* begin Records supplied *

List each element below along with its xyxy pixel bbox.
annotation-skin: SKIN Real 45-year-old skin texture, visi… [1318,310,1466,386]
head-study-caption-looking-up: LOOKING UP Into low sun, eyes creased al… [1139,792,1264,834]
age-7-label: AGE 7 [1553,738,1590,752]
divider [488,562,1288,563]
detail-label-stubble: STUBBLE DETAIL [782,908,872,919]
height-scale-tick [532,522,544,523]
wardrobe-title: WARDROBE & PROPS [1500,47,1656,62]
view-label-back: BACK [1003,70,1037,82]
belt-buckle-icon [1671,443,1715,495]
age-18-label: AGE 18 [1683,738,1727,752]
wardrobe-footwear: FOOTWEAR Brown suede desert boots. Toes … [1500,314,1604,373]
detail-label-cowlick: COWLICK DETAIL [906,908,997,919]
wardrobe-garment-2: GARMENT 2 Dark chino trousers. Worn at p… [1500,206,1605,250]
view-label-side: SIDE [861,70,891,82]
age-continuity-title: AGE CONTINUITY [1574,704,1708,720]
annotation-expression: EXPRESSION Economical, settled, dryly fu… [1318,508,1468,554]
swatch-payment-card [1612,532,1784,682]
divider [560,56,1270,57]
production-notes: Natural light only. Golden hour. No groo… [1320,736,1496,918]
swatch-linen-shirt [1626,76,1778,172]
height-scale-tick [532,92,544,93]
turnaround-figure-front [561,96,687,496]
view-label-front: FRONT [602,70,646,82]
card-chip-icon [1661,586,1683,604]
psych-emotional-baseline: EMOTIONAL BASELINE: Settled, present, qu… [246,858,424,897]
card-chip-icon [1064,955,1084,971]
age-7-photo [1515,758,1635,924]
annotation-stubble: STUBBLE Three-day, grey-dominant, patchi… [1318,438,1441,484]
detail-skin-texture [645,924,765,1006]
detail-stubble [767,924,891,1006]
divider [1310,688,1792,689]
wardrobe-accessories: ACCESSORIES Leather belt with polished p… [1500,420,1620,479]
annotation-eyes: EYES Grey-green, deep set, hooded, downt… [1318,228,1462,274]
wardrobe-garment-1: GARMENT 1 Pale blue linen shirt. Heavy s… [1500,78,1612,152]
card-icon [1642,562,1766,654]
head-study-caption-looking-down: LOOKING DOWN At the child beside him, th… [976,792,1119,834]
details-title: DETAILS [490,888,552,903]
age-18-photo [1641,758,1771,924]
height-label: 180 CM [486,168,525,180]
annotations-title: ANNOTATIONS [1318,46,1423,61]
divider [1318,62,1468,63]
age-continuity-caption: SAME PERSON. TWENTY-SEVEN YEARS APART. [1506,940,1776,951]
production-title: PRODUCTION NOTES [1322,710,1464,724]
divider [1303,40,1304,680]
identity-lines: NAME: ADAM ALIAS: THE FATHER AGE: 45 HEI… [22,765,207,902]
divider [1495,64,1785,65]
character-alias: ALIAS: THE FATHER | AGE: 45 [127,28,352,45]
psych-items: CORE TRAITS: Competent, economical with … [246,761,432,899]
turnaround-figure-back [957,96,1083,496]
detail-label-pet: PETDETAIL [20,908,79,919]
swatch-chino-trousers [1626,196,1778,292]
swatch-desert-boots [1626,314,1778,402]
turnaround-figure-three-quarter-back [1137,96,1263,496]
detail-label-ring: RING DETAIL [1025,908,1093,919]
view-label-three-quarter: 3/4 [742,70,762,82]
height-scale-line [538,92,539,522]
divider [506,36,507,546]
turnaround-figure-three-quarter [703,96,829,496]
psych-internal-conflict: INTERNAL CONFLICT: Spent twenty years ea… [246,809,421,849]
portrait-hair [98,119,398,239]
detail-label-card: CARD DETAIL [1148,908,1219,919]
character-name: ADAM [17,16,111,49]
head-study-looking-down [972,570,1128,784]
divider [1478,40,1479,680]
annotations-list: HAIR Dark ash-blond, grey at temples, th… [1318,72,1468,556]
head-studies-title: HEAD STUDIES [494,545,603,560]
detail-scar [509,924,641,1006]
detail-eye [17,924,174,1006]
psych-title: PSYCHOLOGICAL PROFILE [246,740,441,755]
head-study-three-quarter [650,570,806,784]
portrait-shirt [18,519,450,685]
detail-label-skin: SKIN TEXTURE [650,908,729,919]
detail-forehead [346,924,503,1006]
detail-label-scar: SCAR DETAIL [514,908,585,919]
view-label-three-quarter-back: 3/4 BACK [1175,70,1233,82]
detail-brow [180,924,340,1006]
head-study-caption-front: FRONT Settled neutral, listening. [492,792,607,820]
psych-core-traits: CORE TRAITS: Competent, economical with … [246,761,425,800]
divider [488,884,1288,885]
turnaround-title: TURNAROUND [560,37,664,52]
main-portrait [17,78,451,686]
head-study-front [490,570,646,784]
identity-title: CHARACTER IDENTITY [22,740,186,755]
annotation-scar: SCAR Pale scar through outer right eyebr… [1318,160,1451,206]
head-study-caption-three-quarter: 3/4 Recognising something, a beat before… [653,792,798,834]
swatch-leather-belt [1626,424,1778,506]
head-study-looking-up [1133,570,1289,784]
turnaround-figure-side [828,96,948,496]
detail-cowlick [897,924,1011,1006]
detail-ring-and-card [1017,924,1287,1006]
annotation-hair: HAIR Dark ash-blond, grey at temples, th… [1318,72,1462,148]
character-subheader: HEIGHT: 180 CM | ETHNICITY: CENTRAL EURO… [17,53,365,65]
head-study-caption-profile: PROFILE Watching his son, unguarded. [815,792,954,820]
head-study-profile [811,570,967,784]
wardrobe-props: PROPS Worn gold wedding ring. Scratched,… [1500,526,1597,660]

* end Records supplied *

**Brief**: Copy out the lines of every item above, swapping "Brown suede" for "Black suede" and leaving everything else unchanged.

**Output for this task**:
List each element below along with its xyxy pixel bbox.
annotation-skin: SKIN Real 45-year-old skin texture, visi… [1318,310,1466,386]
head-study-caption-looking-up: LOOKING UP Into low sun, eyes creased al… [1139,792,1264,834]
age-7-label: AGE 7 [1553,738,1590,752]
divider [488,562,1288,563]
detail-label-stubble: STUBBLE DETAIL [782,908,872,919]
height-scale-tick [532,522,544,523]
wardrobe-title: WARDROBE & PROPS [1500,47,1656,62]
view-label-back: BACK [1003,70,1037,82]
belt-buckle-icon [1671,443,1715,495]
age-18-label: AGE 18 [1683,738,1727,752]
wardrobe-footwear: FOOTWEAR Black suede desert boots. Toes … [1500,314,1604,373]
detail-label-cowlick: COWLICK DETAIL [906,908,997,919]
wardrobe-garment-2: GARMENT 2 Dark chino trousers. Worn at p… [1500,206,1605,250]
view-label-side: SIDE [861,70,891,82]
age-continuity-title: AGE CONTINUITY [1574,704,1708,720]
annotation-expression: EXPRESSION Economical, settled, dryly fu… [1318,508,1468,554]
swatch-payment-card [1612,532,1784,682]
divider [560,56,1270,57]
production-notes: Natural light only. Golden hour. No groo… [1320,736,1496,918]
swatch-linen-shirt [1626,76,1778,172]
height-scale-tick [532,92,544,93]
turnaround-figure-front [561,96,687,496]
view-label-front: FRONT [602,70,646,82]
card-chip-icon [1661,586,1683,604]
psych-emotional-baseline: EMOTIONAL BASELINE: Settled, present, qu… [246,858,424,897]
card-chip-icon [1064,955,1084,971]
age-7-photo [1515,758,1635,924]
annotation-stubble: STUBBLE Three-day, grey-dominant, patchi… [1318,438,1441,484]
detail-skin-texture [645,924,765,1006]
detail-stubble [767,924,891,1006]
divider [1310,688,1792,689]
wardrobe-accessories: ACCESSORIES Leather belt with polished p… [1500,420,1620,479]
annotation-eyes: EYES Grey-green, deep set, hooded, downt… [1318,228,1462,274]
wardrobe-garment-1: GARMENT 1 Pale blue linen shirt. Heavy s… [1500,78,1612,152]
card-icon [1642,562,1766,654]
head-study-caption-looking-down: LOOKING DOWN At the child beside him, th… [976,792,1119,834]
details-title: DETAILS [490,888,552,903]
age-18-photo [1641,758,1771,924]
height-label: 180 CM [486,168,525,180]
annotations-title: ANNOTATIONS [1318,46,1423,61]
divider [1318,62,1468,63]
age-continuity-caption: SAME PERSON. TWENTY-SEVEN YEARS APART. [1506,940,1776,951]
production-title: PRODUCTION NOTES [1322,710,1464,724]
divider [1303,40,1304,680]
identity-lines: NAME: ADAM ALIAS: THE FATHER AGE: 45 HEI… [22,765,207,902]
divider [1495,64,1785,65]
character-alias: ALIAS: THE FATHER | AGE: 45 [127,28,352,45]
psych-items: CORE TRAITS: Competent, economical with … [246,761,432,899]
turnaround-figure-back [957,96,1083,496]
detail-label-pet: PETDETAIL [20,908,79,919]
swatch-chino-trousers [1626,196,1778,292]
swatch-desert-boots [1626,314,1778,402]
turnaround-figure-three-quarter-back [1137,96,1263,496]
detail-label-ring: RING DETAIL [1025,908,1093,919]
view-label-three-quarter: 3/4 [742,70,762,82]
height-scale-line [538,92,539,522]
divider [506,36,507,546]
turnaround-figure-three-quarter [703,96,829,496]
psych-internal-conflict: INTERNAL CONFLICT: Spent twenty years ea… [246,809,421,849]
portrait-hair [98,119,398,239]
detail-label-card: CARD DETAIL [1148,908,1219,919]
character-name: ADAM [17,16,111,49]
head-study-looking-down [972,570,1128,784]
divider [1478,40,1479,680]
annotations-list: HAIR Dark ash-blond, grey at temples, th… [1318,72,1468,556]
head-studies-title: HEAD STUDIES [494,545,603,560]
detail-scar [509,924,641,1006]
detail-eye [17,924,174,1006]
psych-title: PSYCHOLOGICAL PROFILE [246,740,441,755]
head-study-three-quarter [650,570,806,784]
portrait-shirt [18,519,450,685]
detail-label-skin: SKIN TEXTURE [650,908,729,919]
detail-forehead [346,924,503,1006]
detail-label-scar: SCAR DETAIL [514,908,585,919]
view-label-three-quarter-back: 3/4 BACK [1175,70,1233,82]
detail-brow [180,924,340,1006]
head-study-caption-front: FRONT Settled neutral, listening. [492,792,607,820]
psych-core-traits: CORE TRAITS: Competent, economical with … [246,761,425,800]
divider [488,884,1288,885]
turnaround-title: TURNAROUND [560,37,664,52]
main-portrait [17,78,451,686]
head-study-front [490,570,646,784]
identity-title: CHARACTER IDENTITY [22,740,186,755]
annotation-scar: SCAR Pale scar through outer right eyebr… [1318,160,1451,206]
head-study-caption-three-quarter: 3/4 Recognising something, a beat before… [653,792,798,834]
swatch-leather-belt [1626,424,1778,506]
head-study-looking-up [1133,570,1289,784]
turnaround-figure-side [828,96,948,496]
detail-cowlick [897,924,1011,1006]
detail-ring-and-card [1017,924,1287,1006]
annotation-hair: HAIR Dark ash-blond, grey at temples, th… [1318,72,1462,148]
character-subheader: HEIGHT: 180 CM | ETHNICITY: CENTRAL EURO… [17,53,365,65]
head-study-caption-profile: PROFILE Watching his son, unguarded. [815,792,954,820]
head-study-profile [811,570,967,784]
wardrobe-props: PROPS Worn gold wedding ring. Scratched,… [1500,526,1597,660]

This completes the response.